- WHAT IS ASKED -
Where a line of the material contains the string "JSON", copy that line.

- INPUT MATERIAL -
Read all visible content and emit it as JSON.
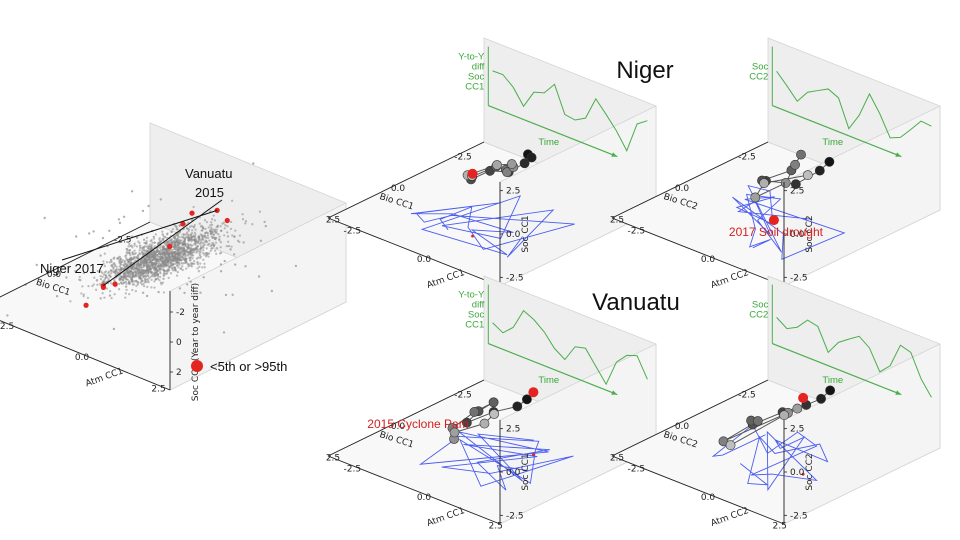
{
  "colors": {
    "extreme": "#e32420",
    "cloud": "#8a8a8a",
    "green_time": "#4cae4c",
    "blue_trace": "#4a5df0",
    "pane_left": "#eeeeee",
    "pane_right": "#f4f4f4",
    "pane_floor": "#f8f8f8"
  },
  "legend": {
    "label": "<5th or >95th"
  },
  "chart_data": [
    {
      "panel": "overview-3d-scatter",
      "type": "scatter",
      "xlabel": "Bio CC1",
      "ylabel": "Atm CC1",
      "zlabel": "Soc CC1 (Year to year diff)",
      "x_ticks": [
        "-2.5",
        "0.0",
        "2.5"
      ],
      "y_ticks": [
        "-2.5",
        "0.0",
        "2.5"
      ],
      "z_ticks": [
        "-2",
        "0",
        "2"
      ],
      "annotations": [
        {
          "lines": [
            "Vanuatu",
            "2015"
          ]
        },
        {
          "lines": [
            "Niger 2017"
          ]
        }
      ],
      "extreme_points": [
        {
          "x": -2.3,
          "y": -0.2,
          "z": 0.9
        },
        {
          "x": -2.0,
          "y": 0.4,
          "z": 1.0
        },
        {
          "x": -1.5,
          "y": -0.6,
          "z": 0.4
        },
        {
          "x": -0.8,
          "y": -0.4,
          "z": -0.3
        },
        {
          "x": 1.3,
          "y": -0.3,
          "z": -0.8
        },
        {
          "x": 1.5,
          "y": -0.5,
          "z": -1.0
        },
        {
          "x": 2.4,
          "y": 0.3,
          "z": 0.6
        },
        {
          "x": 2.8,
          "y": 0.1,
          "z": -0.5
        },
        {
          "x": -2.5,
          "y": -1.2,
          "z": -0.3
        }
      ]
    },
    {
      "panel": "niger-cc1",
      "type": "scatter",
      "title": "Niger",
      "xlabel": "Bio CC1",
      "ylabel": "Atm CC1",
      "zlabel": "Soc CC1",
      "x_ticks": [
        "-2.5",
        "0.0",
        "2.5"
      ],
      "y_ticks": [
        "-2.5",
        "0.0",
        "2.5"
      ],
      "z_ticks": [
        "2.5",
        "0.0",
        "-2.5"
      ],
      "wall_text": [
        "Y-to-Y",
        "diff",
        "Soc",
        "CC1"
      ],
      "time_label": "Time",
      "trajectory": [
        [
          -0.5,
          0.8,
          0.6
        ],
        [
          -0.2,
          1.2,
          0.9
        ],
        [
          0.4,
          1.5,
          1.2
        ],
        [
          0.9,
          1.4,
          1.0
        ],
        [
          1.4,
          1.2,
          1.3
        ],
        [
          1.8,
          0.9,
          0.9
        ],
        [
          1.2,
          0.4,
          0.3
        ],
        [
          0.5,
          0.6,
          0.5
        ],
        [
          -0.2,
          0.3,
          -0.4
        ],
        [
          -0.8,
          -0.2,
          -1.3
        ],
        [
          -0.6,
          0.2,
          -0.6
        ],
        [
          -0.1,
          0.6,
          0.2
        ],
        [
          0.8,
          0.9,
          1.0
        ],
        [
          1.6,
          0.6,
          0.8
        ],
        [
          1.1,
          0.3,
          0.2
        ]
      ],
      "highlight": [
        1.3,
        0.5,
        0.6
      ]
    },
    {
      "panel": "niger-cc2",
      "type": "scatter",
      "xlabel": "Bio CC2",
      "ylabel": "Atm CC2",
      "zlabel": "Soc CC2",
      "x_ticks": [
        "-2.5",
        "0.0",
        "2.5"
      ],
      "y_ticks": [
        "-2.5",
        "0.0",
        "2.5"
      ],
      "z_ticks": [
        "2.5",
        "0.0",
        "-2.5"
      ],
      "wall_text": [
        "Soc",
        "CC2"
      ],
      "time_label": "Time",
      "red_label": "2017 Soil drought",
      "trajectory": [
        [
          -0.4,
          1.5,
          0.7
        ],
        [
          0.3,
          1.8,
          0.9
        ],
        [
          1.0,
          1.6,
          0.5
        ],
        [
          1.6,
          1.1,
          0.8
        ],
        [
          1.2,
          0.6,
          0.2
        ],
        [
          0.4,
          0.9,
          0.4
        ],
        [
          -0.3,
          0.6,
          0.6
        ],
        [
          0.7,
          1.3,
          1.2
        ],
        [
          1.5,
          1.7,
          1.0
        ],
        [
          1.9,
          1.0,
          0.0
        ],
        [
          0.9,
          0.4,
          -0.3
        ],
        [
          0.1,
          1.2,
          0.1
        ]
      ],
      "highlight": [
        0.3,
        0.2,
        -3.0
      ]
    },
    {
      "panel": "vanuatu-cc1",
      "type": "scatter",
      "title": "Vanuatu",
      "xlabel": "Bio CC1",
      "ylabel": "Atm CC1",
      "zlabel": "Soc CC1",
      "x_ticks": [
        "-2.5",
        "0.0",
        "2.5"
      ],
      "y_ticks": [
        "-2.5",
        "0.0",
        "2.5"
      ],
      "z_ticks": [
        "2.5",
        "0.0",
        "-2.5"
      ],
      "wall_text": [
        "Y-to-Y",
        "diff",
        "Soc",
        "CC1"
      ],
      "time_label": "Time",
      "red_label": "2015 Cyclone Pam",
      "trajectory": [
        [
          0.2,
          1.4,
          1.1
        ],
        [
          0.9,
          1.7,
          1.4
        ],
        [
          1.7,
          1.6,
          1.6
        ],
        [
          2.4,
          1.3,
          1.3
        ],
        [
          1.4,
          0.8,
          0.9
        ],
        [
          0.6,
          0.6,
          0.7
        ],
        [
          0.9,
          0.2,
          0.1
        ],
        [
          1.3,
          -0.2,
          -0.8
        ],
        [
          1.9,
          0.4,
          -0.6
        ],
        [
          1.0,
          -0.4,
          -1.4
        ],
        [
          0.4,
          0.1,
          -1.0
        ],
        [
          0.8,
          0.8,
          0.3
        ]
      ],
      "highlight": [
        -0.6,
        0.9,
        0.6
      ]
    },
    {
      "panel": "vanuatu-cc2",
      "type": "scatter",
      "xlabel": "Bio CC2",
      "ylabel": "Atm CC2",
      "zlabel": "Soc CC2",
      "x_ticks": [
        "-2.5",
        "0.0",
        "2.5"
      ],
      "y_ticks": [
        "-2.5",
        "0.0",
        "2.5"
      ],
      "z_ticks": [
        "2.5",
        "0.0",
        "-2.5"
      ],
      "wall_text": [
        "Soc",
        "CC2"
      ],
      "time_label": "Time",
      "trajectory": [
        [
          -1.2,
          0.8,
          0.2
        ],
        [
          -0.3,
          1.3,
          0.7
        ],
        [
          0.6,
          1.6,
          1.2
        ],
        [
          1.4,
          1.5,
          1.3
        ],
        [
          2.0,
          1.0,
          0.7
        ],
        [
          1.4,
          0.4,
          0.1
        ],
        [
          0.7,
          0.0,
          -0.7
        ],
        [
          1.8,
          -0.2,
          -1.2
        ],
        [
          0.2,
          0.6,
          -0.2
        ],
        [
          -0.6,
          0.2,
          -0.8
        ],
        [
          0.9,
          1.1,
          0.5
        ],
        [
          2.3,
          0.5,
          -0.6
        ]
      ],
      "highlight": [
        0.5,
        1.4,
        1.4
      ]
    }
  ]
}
...
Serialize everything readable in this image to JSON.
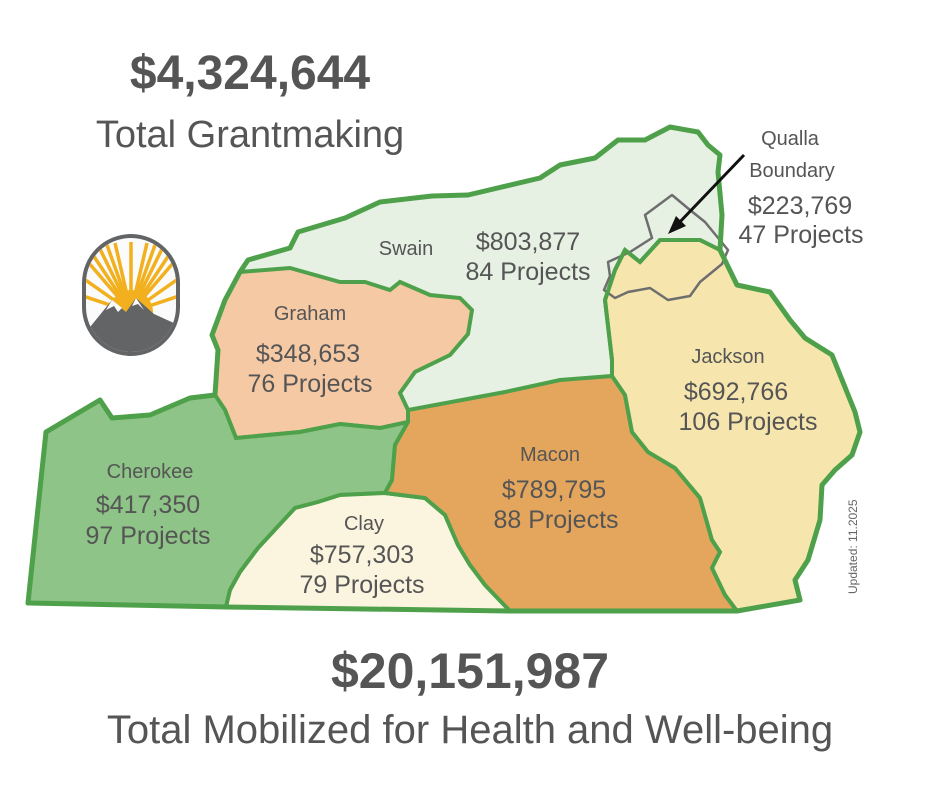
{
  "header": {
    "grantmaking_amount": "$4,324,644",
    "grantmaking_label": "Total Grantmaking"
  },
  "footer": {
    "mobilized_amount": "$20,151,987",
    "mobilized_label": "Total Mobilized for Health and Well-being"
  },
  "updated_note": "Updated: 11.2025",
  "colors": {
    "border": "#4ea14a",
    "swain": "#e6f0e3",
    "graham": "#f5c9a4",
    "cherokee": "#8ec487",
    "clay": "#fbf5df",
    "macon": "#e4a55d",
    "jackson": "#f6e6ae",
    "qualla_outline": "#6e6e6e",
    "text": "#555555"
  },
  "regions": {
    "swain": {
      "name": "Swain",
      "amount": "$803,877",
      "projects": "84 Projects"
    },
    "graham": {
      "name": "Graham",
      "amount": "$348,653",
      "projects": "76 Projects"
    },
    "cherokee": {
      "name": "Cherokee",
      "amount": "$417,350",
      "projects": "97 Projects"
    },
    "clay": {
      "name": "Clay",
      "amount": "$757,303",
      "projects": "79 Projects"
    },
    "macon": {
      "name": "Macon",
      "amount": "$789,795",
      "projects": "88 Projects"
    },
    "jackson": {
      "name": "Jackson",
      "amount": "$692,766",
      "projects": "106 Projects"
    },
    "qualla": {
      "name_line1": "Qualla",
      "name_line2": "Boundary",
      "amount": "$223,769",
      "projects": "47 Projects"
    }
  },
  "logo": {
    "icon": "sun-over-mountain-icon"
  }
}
--
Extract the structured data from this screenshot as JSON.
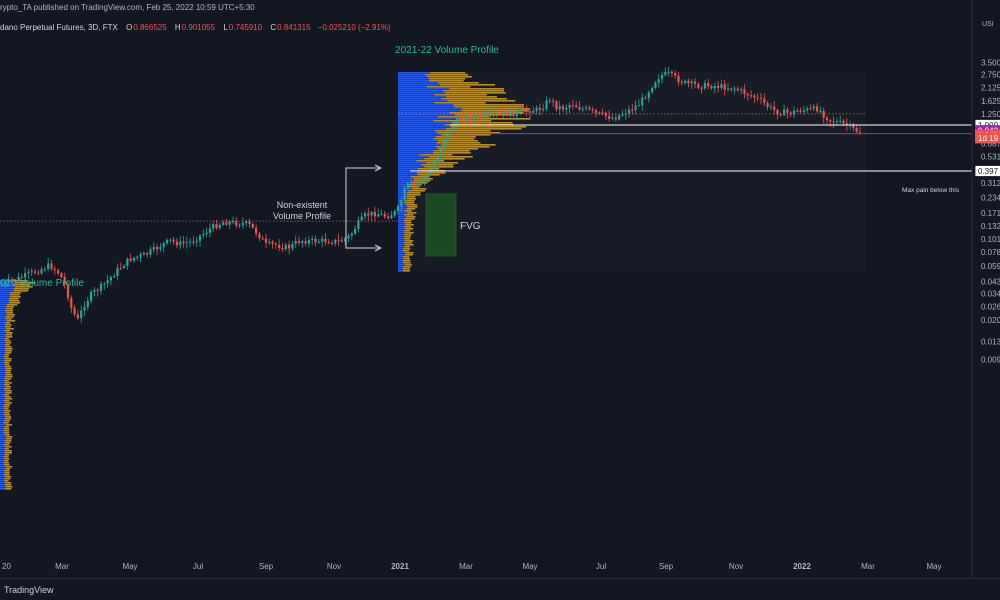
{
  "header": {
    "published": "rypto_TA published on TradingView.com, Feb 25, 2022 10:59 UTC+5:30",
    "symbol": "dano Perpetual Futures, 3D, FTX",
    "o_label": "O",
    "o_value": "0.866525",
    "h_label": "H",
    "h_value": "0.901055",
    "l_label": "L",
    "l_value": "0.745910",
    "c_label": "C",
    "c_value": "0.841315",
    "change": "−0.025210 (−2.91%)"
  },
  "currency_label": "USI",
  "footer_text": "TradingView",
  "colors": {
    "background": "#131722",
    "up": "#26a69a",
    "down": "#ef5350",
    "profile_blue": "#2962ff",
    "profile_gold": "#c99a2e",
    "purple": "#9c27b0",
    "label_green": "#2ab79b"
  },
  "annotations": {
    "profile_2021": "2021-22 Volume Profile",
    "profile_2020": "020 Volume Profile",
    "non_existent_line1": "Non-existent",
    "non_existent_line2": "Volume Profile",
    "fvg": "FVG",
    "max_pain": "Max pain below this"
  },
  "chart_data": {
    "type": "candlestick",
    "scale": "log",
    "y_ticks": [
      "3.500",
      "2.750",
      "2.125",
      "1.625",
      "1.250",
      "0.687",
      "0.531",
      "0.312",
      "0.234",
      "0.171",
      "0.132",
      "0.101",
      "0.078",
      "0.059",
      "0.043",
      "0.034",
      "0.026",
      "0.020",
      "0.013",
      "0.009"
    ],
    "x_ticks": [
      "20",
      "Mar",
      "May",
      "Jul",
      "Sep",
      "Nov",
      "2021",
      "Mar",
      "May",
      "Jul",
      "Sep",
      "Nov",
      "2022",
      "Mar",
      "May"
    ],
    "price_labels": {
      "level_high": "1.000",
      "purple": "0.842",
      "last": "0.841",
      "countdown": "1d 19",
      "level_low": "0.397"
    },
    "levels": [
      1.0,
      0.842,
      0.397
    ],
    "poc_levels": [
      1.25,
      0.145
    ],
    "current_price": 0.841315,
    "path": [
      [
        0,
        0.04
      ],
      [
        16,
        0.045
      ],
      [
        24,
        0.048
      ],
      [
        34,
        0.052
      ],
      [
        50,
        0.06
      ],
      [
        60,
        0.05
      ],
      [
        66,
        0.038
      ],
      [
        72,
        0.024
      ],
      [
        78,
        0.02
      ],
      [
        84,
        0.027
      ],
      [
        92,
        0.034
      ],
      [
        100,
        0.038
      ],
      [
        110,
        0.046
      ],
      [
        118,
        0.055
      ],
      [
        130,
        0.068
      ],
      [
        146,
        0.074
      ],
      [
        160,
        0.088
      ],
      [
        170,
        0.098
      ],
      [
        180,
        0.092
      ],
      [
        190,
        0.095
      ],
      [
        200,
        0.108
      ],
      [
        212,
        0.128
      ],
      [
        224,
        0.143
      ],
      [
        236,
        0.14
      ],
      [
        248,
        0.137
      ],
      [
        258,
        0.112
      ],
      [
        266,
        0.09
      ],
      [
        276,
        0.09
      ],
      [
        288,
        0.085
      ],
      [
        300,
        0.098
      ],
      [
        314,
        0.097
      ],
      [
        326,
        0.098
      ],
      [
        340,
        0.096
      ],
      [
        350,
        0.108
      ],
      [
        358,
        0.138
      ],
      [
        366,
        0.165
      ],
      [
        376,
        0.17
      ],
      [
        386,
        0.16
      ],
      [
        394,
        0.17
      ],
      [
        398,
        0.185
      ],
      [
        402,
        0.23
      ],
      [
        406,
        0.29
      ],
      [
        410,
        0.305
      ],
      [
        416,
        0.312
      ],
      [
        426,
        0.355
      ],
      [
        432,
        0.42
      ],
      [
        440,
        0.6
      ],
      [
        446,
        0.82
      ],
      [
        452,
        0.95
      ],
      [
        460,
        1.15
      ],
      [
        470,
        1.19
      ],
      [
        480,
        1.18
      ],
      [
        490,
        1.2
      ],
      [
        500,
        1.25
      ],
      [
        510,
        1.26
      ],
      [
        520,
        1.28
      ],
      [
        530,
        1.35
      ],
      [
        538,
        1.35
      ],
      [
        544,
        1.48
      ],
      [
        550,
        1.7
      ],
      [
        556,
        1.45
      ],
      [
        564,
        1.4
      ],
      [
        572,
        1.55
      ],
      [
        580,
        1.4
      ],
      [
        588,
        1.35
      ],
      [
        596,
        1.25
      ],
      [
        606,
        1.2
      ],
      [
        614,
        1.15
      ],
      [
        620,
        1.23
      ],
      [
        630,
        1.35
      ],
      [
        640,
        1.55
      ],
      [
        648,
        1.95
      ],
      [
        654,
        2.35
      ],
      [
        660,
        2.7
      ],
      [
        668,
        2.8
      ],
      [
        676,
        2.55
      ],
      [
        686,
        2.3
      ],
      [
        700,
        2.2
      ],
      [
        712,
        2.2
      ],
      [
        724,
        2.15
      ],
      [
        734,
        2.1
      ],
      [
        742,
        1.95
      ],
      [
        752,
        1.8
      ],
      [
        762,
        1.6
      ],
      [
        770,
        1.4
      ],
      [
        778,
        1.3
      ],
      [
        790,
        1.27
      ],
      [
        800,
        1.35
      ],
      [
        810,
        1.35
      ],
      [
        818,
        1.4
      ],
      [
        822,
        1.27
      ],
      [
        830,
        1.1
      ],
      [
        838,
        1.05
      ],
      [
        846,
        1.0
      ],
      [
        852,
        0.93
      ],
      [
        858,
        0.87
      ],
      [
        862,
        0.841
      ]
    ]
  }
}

- EXPECTED OUTPUT -
Read all visible content and emit it as JSON.
Serialize everything readable in this image to JSON.
Extract the structured data from this screenshot as JSON.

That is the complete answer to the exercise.